SELECTED PASSAGE »

--*--

Working Together

by Jerry Kozak
Producer Outlook
Economic events of the past year in the dairy sector clearly illustrate two points: first, that the mismanagement of government dairy programs really helped create one of the worst pricing environments ever for dairy farmers and their co-ops; and second, that producers can work together to provide innovative economic solutions in an effort to improve the situation.
Much of the dialogue within NMPF’s membership in the past 12 months has been focused on how we can rectify the killer low milk prices that afflicted farmers from 2001 through the first half of 2003. NMPF has worked in the legislative and regulatory policy environments in Washington on a variety of solutions. These include the following:
- Urging the USDA to strengthen the dairy price-support program so farm-level prices don’t continually fall well beneath the $9.90/cwt support level.
- Speeding up the ability of the USDA to make necessary changes in the Federal Order marketing environment to allow for more orderly, less volatile marketing condition.
- Pushing the U.S. Customs Service to do a better job of assessing whether dairy imports are truly milk protein concentrates and not just falsely labeled blends of skim milk designed to circumvent our tariffs, ultimately displacing U.S. milk in cheese manufacturing and watering down farmers’ prices.
- Most importantly, urging Congress to pass legislation that will provide a more level playing field in dairy trade through the imposition of tariffs on imports of MPC and casein.

--*--

PROBLEM TO WORK ON »
Carry on the article about dairy prices and NMPF's policy work, picking up after its last bullet point. This listing comes from a different source than the dairy article.

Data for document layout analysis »
--*--

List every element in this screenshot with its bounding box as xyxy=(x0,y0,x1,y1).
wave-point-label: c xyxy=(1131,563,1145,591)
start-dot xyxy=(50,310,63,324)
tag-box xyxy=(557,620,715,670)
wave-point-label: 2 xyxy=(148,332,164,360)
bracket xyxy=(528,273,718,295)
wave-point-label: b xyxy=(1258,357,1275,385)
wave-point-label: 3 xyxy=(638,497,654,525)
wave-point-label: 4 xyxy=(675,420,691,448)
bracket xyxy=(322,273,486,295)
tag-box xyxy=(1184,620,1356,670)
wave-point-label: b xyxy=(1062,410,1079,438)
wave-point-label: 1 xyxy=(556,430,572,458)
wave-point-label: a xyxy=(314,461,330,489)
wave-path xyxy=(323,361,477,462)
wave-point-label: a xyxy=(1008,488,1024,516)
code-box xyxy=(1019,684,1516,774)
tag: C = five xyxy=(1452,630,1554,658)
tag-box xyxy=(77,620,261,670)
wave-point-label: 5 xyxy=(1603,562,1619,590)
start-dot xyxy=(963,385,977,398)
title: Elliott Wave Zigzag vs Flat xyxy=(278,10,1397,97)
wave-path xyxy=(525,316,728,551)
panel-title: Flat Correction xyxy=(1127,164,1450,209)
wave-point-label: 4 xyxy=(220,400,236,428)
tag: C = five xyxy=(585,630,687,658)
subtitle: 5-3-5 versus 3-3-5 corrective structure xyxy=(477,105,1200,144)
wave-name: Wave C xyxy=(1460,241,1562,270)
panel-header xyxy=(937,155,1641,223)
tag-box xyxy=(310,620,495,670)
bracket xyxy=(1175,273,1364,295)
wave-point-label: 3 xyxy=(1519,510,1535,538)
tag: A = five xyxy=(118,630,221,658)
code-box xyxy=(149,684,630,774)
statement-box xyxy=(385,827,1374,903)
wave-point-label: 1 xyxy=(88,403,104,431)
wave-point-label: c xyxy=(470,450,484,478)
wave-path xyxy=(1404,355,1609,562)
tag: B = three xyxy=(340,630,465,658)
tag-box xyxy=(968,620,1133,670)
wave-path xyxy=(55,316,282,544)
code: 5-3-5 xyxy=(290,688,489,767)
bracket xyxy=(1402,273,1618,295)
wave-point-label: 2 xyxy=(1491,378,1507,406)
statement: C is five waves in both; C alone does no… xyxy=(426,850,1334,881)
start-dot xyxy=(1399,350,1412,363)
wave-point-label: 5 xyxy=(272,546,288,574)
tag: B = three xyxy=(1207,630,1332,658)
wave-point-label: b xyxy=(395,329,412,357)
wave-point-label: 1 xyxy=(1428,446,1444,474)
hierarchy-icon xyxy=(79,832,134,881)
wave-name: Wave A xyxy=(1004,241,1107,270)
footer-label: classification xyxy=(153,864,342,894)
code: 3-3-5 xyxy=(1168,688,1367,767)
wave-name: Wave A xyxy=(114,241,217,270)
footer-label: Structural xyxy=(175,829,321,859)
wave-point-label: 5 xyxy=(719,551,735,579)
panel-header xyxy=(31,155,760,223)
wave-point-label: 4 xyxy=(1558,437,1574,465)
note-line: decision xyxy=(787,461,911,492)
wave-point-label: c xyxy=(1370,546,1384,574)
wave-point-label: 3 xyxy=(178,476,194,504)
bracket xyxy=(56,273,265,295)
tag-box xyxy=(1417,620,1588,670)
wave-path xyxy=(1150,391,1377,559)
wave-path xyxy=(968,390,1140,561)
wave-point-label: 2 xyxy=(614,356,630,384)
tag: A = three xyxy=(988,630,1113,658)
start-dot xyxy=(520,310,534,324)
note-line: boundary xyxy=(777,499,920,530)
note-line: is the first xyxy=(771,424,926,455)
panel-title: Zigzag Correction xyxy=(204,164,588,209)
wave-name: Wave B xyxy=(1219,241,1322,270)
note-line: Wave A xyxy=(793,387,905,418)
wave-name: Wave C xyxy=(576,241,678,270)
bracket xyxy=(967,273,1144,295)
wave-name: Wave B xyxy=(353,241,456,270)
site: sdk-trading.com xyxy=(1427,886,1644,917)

--*--

EXPECTED ANSWER »
On the policy front, NMPF also worked cooperatively with dairy processors in a successful effort to get the House of Representatives to update the school lunch program regulations to allow for a better variety of high-quality milk beverages to be distributed to America’s kids. Our challenge now is to get the Senate to approve similar legislation.
Concerning the second point I mentioned initially, the milk price plunge that lasted nearly two years was reversed in 2003 thanks in part to efforts undertaken by the nation’s dairy cooperatives. A year ago, we created a unique new program called Cooperatives Working Together (CWT) to better balance supply and demand.
The dramatic reversal of milk prices that began last summer, and will continue at least through this summer, is certainly the result of the milk-reduction activities funded by the nation’s leading dairy cooperatives, working with independent producers who are also pitching in to fund three milk supply reduction programs. The success of CWT — which will boost farm milk prices by an estimated 60 cents from October 2003 through September 2004 — illustrates that farmers can have a positive impact on the marketplace and can take control of their own destinies if they agree to work together.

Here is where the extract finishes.